Data
— BEGIN —

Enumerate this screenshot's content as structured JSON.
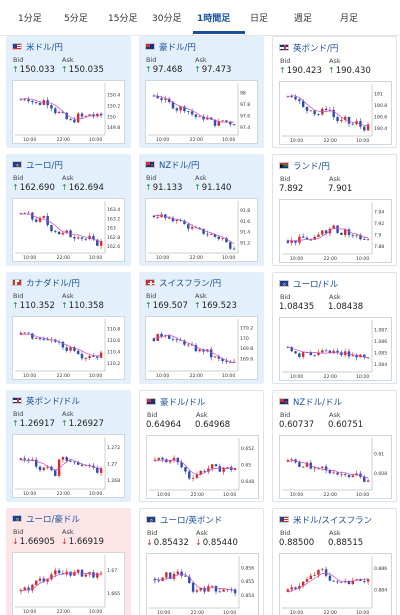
{
  "tabs": [
    {
      "label": "1分足",
      "active": false
    },
    {
      "label": "5分足",
      "active": false
    },
    {
      "label": "15分足",
      "active": false
    },
    {
      "label": "30分足",
      "active": false
    },
    {
      "label": "1時間足",
      "active": true
    },
    {
      "label": "日足",
      "active": false
    },
    {
      "label": "週足",
      "active": false
    },
    {
      "label": "月足",
      "active": false
    }
  ],
  "colors": {
    "accent": "#1a4fa0",
    "up_bg": "#e3f0fb",
    "down_bg": "#fbe5e6",
    "candle_up": "#d22c2c",
    "candle_down": "#2b4bb5",
    "ma": "#c64fc4"
  },
  "labels": {
    "bid": "Bid",
    "ask": "Ask"
  },
  "cards": [
    {
      "name": "米ドル/円",
      "flag": "us",
      "state": "up",
      "direction": "up",
      "bid": "150.033",
      "ask": "150.035",
      "chart_data": {
        "type": "candlestick",
        "x_ticks": [
          "10:00",
          "22:00",
          "10:00"
        ],
        "y_ticks": [
          "150.4",
          "150.2",
          "150",
          "149.8"
        ],
        "ylim": [
          149.7,
          150.55
        ],
        "trend": [
          150.32,
          150.36,
          150.28,
          150.22,
          150.3,
          150.24,
          150.1,
          150.06,
          149.95,
          149.9,
          150.02,
          149.98,
          150.05,
          150.0,
          150.03
        ]
      }
    },
    {
      "name": "豪ドル/円",
      "flag": "au",
      "state": "up",
      "direction": "up",
      "bid": "97.468",
      "ask": "97.473",
      "chart_data": {
        "type": "candlestick",
        "x_ticks": [
          "10:00",
          "22:00",
          "10:00"
        ],
        "y_ticks": [
          "98",
          "97.8",
          "97.6",
          "97.4"
        ],
        "ylim": [
          97.3,
          98.1
        ],
        "trend": [
          97.95,
          97.92,
          97.85,
          97.8,
          97.72,
          97.75,
          97.68,
          97.6,
          97.55,
          97.58,
          97.5,
          97.45,
          97.52,
          97.48,
          97.47
        ]
      }
    },
    {
      "name": "英ポンド/円",
      "flag": "gb",
      "state": "neutral",
      "direction": "up",
      "bid": "190.423",
      "ask": "190.430",
      "chart_data": {
        "type": "candlestick",
        "x_ticks": [
          "10:00",
          "22:00",
          "10:00"
        ],
        "y_ticks": [
          "191",
          "190.8",
          "190.6",
          "190.4"
        ],
        "ylim": [
          190.3,
          191.1
        ],
        "trend": [
          190.95,
          191.0,
          190.85,
          190.7,
          190.75,
          190.62,
          190.7,
          190.78,
          190.6,
          190.5,
          190.55,
          190.45,
          190.5,
          190.4,
          190.42
        ]
      }
    },
    {
      "name": "ユーロ/円",
      "flag": "eu",
      "state": "up",
      "direction": "up",
      "bid": "162.690",
      "ask": "162.694",
      "chart_data": {
        "type": "candlestick",
        "x_ticks": [
          "10:00",
          "22:00",
          "10:00"
        ],
        "y_ticks": [
          "163.4",
          "163.2",
          "163",
          "162.8",
          "162.6"
        ],
        "ylim": [
          162.5,
          163.5
        ],
        "trend": [
          163.3,
          163.32,
          163.2,
          163.15,
          163.22,
          163.0,
          162.95,
          162.85,
          162.9,
          162.8,
          162.85,
          162.75,
          162.78,
          162.65,
          162.69
        ]
      }
    },
    {
      "name": "NZドル/円",
      "flag": "nz",
      "state": "up",
      "direction": "up",
      "bid": "91.133",
      "ask": "91.140",
      "chart_data": {
        "type": "candlestick",
        "x_ticks": [
          "10:00",
          "22:00",
          "10:00"
        ],
        "y_ticks": [
          "91.8",
          "91.6",
          "91.4",
          "91.2"
        ],
        "ylim": [
          91.05,
          91.9
        ],
        "trend": [
          91.7,
          91.72,
          91.65,
          91.6,
          91.66,
          91.55,
          91.5,
          91.45,
          91.42,
          91.38,
          91.35,
          91.3,
          91.28,
          91.15,
          91.13
        ]
      }
    },
    {
      "name": "ランド/円",
      "flag": "za",
      "state": "neutral",
      "direction": "none",
      "bid": "7.892",
      "ask": "7.901",
      "chart_data": {
        "type": "candlestick",
        "x_ticks": [
          "10:00",
          "22:00",
          "10:00"
        ],
        "y_ticks": [
          "7.94",
          "7.92",
          "7.9",
          "7.88"
        ],
        "ylim": [
          7.87,
          7.95
        ],
        "trend": [
          7.89,
          7.888,
          7.892,
          7.895,
          7.89,
          7.893,
          7.91,
          7.905,
          7.92,
          7.9,
          7.91,
          7.895,
          7.9,
          7.892,
          7.892
        ]
      }
    },
    {
      "name": "カナダドル/円",
      "flag": "ca",
      "state": "up",
      "direction": "up",
      "bid": "110.352",
      "ask": "110.358",
      "chart_data": {
        "type": "candlestick",
        "x_ticks": [
          "10:00",
          "22:00",
          "10:00"
        ],
        "y_ticks": [
          "110.8",
          "110.6",
          "110.4",
          "110.2"
        ],
        "ylim": [
          110.1,
          110.9
        ],
        "trend": [
          110.7,
          110.72,
          110.65,
          110.6,
          110.66,
          110.55,
          110.6,
          110.5,
          110.45,
          110.48,
          110.4,
          110.3,
          110.35,
          110.32,
          110.35
        ]
      }
    },
    {
      "name": "スイスフラン/円",
      "flag": "ch",
      "state": "up",
      "direction": "up",
      "bid": "169.507",
      "ask": "169.523",
      "chart_data": {
        "type": "candlestick",
        "x_ticks": [
          "10:00",
          "22:00",
          "10:00"
        ],
        "y_ticks": [
          "170.2",
          "170",
          "169.8",
          "169.6"
        ],
        "ylim": [
          169.4,
          170.3
        ],
        "trend": [
          170.0,
          170.05,
          170.1,
          170.0,
          169.92,
          169.95,
          169.85,
          169.8,
          169.75,
          169.78,
          169.65,
          169.6,
          169.55,
          169.5,
          169.51
        ]
      }
    },
    {
      "name": "ユーロ/ドル",
      "flag": "eu",
      "state": "neutral",
      "direction": "none",
      "bid": "1.08435",
      "ask": "1.08438",
      "chart_data": {
        "type": "candlestick",
        "x_ticks": [
          "10:00",
          "22:00",
          "10:00"
        ],
        "y_ticks": [
          "1.087",
          "1.086",
          "1.085",
          "1.084"
        ],
        "ylim": [
          1.0835,
          1.0875
        ],
        "trend": [
          1.0855,
          1.0852,
          1.0848,
          1.0853,
          1.085,
          1.0847,
          1.0852,
          1.0849,
          1.0851,
          1.0848,
          1.085,
          1.0846,
          1.0848,
          1.0845,
          1.08435
        ]
      }
    },
    {
      "name": "英ポンド/ドル",
      "flag": "gb",
      "state": "up",
      "direction": "up",
      "bid": "1.26917",
      "ask": "1.26927",
      "chart_data": {
        "type": "candlestick",
        "x_ticks": [
          "10:00",
          "22:00",
          "10:00"
        ],
        "y_ticks": [
          "1.272",
          "1.27",
          "1.268"
        ],
        "ylim": [
          1.2672,
          1.2728
        ],
        "trend": [
          1.2705,
          1.2702,
          1.2708,
          1.2695,
          1.2698,
          1.2692,
          1.2688,
          1.2715,
          1.2705,
          1.2698,
          1.2702,
          1.2695,
          1.2698,
          1.2692,
          1.2692
        ]
      }
    },
    {
      "name": "豪ドル/ドル",
      "flag": "au",
      "state": "neutral",
      "direction": "none",
      "bid": "0.64964",
      "ask": "0.64968",
      "chart_data": {
        "type": "candlestick",
        "x_ticks": [
          "10:00",
          "22:00",
          "10:00"
        ],
        "y_ticks": [
          "0.652",
          "0.65",
          "0.648"
        ],
        "ylim": [
          0.6472,
          0.6528
        ],
        "trend": [
          0.6505,
          0.6508,
          0.6503,
          0.651,
          0.6502,
          0.6495,
          0.6485,
          0.6488,
          0.6492,
          0.6495,
          0.6498,
          0.6494,
          0.6497,
          0.6495,
          0.6496
        ]
      }
    },
    {
      "name": "NZドル/ドル",
      "flag": "nz",
      "state": "neutral",
      "direction": "none",
      "bid": "0.60737",
      "ask": "0.60751",
      "chart_data": {
        "type": "candlestick",
        "x_ticks": [
          "10:00",
          "22:00",
          "10:00"
        ],
        "y_ticks": [
          "0.61",
          "0.608"
        ],
        "ylim": [
          0.6065,
          0.6112
        ],
        "trend": [
          0.6092,
          0.6095,
          0.6088,
          0.609,
          0.6085,
          0.6082,
          0.6086,
          0.608,
          0.6083,
          0.6078,
          0.6081,
          0.6076,
          0.6079,
          0.6074,
          0.6074
        ]
      }
    },
    {
      "name": "ユーロ/豪ドル",
      "flag": "eu",
      "state": "down",
      "direction": "down",
      "bid": "1.66905",
      "ask": "1.66919",
      "chart_data": {
        "type": "candlestick",
        "x_ticks": [
          "10:00",
          "22:00",
          "10:00"
        ],
        "y_ticks": [
          "1.67",
          "1.665"
        ],
        "ylim": [
          1.6625,
          1.6725
        ],
        "trend": [
          1.6655,
          1.666,
          1.6665,
          1.6685,
          1.668,
          1.669,
          1.6695,
          1.6688,
          1.6698,
          1.6692,
          1.6696,
          1.669,
          1.6694,
          1.6688,
          1.669
        ]
      }
    },
    {
      "name": "ユーロ/英ポンド",
      "flag": "eu",
      "state": "neutral",
      "direction": "down",
      "bid": "0.85432",
      "ask": "0.85440",
      "chart_data": {
        "type": "candlestick",
        "x_ticks": [
          "10:00",
          "22:00",
          "10:00"
        ],
        "y_ticks": [
          "0.856",
          "0.855",
          "0.854"
        ],
        "ylim": [
          0.8532,
          0.8566
        ],
        "trend": [
          0.8552,
          0.855,
          0.8555,
          0.8553,
          0.8558,
          0.8554,
          0.8548,
          0.8542,
          0.8546,
          0.8544,
          0.8547,
          0.8543,
          0.8545,
          0.8543,
          0.8543
        ]
      }
    },
    {
      "name": "米ドル/スイスフラン",
      "flag": "us",
      "state": "neutral",
      "direction": "none",
      "bid": "0.88500",
      "ask": "0.88515",
      "chart_data": {
        "type": "candlestick",
        "x_ticks": [
          "10:00",
          "22:00",
          "10:00"
        ],
        "y_ticks": [
          "0.886",
          "0.884"
        ],
        "ylim": [
          0.8825,
          0.8868
        ],
        "trend": [
          0.8838,
          0.8842,
          0.8845,
          0.8848,
          0.8852,
          0.8856,
          0.8858,
          0.8852,
          0.8848,
          0.8845,
          0.885,
          0.8847,
          0.8852,
          0.8849,
          0.885
        ]
      }
    }
  ]
}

— END —

Written problem
Say only how many lines in the records carry the word "英ポンド".

Written answer
3